**Description of the task**. Reproduce the data below from its first line through the line containing "tab-divider (172, 85, 174, 123)", including both of those lines, without changing a single character.

**Supplied material**.
************

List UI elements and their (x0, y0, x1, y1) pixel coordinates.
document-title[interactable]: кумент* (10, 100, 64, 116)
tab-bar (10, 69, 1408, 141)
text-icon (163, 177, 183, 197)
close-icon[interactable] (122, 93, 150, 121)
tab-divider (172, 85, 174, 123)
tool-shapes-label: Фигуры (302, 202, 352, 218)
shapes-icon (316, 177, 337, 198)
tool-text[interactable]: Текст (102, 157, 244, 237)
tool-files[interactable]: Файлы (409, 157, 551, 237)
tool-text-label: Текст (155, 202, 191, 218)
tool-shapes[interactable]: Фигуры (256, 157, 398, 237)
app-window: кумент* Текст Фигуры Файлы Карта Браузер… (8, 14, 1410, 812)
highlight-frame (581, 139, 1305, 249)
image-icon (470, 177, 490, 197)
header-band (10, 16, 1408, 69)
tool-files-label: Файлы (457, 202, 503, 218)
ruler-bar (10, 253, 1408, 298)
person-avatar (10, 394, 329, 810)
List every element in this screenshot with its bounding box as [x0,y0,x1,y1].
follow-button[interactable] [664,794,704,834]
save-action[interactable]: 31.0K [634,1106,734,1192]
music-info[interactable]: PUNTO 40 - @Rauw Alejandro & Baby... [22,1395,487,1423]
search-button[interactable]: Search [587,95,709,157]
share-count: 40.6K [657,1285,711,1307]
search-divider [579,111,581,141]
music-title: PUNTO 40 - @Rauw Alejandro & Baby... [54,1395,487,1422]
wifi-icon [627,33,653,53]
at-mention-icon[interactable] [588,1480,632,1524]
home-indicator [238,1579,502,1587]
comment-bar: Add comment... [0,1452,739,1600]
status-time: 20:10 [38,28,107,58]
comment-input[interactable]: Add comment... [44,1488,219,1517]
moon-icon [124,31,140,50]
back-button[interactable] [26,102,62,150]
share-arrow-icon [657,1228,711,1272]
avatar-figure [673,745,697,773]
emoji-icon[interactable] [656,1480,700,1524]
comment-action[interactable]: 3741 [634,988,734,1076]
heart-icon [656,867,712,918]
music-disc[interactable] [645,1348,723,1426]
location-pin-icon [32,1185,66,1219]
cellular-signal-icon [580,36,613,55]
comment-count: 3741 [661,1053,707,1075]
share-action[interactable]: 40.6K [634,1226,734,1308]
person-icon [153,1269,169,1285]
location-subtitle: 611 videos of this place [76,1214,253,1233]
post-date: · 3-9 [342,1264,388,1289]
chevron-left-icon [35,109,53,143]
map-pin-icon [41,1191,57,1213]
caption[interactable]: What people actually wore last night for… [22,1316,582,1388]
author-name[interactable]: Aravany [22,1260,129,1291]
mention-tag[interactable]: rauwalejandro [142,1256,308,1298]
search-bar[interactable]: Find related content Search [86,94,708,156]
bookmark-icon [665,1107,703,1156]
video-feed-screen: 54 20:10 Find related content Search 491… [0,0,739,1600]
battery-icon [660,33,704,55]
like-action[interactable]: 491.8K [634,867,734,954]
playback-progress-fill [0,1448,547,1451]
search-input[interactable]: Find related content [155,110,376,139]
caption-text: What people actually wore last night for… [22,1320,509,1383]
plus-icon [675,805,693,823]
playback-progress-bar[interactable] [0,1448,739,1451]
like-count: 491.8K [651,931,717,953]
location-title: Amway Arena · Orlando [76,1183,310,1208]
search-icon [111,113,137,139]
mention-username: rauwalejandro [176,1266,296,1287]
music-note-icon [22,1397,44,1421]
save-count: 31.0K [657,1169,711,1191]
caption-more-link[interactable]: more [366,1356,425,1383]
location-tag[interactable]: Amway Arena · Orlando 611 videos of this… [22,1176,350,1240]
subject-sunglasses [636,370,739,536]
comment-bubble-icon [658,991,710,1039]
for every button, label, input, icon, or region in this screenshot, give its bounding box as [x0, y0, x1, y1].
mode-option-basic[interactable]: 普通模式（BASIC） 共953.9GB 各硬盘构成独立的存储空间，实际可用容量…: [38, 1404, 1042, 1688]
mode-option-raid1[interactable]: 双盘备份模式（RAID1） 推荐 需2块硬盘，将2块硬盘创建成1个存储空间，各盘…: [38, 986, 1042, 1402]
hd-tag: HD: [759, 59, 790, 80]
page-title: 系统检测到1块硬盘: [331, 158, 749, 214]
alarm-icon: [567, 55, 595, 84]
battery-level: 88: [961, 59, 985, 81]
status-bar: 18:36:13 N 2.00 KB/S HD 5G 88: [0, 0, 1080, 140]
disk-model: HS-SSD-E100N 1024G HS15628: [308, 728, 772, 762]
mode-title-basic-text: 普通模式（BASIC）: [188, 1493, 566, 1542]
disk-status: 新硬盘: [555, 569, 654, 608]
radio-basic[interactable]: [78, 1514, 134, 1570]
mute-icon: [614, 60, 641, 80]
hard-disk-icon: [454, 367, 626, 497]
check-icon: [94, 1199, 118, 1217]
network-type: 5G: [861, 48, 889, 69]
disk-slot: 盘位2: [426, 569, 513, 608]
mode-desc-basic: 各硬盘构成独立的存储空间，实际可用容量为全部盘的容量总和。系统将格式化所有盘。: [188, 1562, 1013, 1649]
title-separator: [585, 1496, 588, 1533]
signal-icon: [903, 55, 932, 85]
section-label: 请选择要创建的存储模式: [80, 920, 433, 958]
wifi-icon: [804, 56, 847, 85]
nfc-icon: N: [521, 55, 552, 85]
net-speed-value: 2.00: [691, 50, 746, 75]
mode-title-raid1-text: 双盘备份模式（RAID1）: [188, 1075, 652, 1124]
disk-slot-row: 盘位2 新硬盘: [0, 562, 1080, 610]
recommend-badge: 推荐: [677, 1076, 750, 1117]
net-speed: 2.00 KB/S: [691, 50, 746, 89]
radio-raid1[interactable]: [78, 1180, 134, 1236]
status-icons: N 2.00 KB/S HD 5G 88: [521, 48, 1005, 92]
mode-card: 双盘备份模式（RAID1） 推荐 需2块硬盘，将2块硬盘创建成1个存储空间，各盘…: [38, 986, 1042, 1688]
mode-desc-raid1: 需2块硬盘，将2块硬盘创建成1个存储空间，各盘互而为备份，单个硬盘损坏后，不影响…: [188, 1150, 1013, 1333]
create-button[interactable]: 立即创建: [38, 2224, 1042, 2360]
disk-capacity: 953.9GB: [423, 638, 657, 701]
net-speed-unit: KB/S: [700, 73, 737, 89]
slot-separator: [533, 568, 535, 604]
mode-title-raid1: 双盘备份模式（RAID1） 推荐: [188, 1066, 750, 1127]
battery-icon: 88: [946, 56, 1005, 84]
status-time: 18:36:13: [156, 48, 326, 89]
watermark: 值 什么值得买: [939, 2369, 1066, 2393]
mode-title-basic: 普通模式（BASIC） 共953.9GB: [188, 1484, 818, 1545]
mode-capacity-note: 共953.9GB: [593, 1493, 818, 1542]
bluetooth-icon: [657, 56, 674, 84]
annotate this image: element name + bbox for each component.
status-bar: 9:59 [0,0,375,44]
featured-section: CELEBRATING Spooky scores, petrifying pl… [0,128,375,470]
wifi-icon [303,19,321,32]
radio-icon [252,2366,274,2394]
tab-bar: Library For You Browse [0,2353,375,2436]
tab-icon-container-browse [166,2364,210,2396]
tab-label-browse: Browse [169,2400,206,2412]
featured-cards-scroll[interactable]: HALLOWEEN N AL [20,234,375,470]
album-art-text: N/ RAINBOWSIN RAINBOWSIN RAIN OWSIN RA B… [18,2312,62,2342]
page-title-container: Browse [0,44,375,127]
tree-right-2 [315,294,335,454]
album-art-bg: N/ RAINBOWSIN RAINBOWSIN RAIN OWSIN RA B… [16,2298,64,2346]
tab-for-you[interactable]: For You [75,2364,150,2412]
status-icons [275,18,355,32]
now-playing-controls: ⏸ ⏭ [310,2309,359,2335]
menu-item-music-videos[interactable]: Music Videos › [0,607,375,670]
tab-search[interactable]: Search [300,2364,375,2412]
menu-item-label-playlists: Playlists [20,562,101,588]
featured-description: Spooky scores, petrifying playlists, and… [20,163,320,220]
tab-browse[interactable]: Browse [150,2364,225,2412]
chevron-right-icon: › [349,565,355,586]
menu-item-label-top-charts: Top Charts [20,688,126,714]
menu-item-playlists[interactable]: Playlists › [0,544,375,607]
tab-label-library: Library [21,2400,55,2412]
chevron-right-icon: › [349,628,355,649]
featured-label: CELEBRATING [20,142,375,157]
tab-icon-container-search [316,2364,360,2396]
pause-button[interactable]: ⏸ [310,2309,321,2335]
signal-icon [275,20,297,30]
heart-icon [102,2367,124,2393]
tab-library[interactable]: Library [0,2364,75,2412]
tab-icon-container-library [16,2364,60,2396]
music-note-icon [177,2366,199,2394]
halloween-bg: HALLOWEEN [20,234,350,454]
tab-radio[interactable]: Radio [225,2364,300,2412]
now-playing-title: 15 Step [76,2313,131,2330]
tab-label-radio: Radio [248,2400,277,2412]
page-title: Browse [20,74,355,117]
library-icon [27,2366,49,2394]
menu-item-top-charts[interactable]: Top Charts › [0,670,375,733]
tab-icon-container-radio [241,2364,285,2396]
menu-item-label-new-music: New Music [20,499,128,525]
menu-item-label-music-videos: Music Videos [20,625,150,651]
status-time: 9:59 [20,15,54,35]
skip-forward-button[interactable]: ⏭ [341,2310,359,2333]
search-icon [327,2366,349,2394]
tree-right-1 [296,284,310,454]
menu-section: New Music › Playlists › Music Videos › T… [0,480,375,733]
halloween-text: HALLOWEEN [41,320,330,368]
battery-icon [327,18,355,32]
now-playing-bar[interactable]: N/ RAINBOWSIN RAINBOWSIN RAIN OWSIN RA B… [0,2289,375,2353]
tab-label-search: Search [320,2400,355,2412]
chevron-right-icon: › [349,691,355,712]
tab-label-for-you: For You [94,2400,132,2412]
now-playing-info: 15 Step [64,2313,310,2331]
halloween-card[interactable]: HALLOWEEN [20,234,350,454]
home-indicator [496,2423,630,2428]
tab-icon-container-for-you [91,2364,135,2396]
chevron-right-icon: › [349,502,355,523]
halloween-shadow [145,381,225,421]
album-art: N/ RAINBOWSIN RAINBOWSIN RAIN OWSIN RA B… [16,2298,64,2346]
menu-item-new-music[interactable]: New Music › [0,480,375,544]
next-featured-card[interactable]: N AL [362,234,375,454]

************

**Response to the exercise**.
List UI elements and their (x0, y0, x1, y1) pixel coordinates.
document-title[interactable]: кумент* (10, 100, 64, 116)
tab-bar (10, 69, 1408, 141)
text-icon (163, 177, 183, 197)
close-icon[interactable] (122, 93, 150, 121)
tab-divider (172, 85, 174, 123)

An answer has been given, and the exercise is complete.